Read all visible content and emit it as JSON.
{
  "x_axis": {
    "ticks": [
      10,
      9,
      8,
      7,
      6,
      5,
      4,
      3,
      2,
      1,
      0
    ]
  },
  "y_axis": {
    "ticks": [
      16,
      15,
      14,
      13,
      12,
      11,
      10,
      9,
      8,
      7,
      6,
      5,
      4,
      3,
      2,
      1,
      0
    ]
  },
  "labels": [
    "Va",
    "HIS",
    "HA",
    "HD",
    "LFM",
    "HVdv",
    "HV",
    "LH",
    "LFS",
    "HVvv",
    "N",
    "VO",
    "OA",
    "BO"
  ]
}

===

Task details:
Can you give every line above again, exactly as written?

Output of the exercise:
Read all visible content and emit it as JSON.
{
  "x_axis": {
    "ticks": [
      10,
      9,
      8,
      7,
      6,
      5,
      4,
      3,
      2,
      1,
      0
    ]
  },
  "y_axis": {
    "ticks": [
      16,
      15,
      14,
      13,
      12,
      11,
      10,
      9,
      8,
      7,
      6,
      5,
      4,
      3,
      2,
      1,
      0
    ]
  },
  "labels": [
    "Va",
    "HIS",
    "HA",
    "HD",
    "LFM",
    "HVdv",
    "HV",
    "LH",
    "LFS",
    "HVvv",
    "N",
    "VO",
    "OA",
    "BO"
  ]
}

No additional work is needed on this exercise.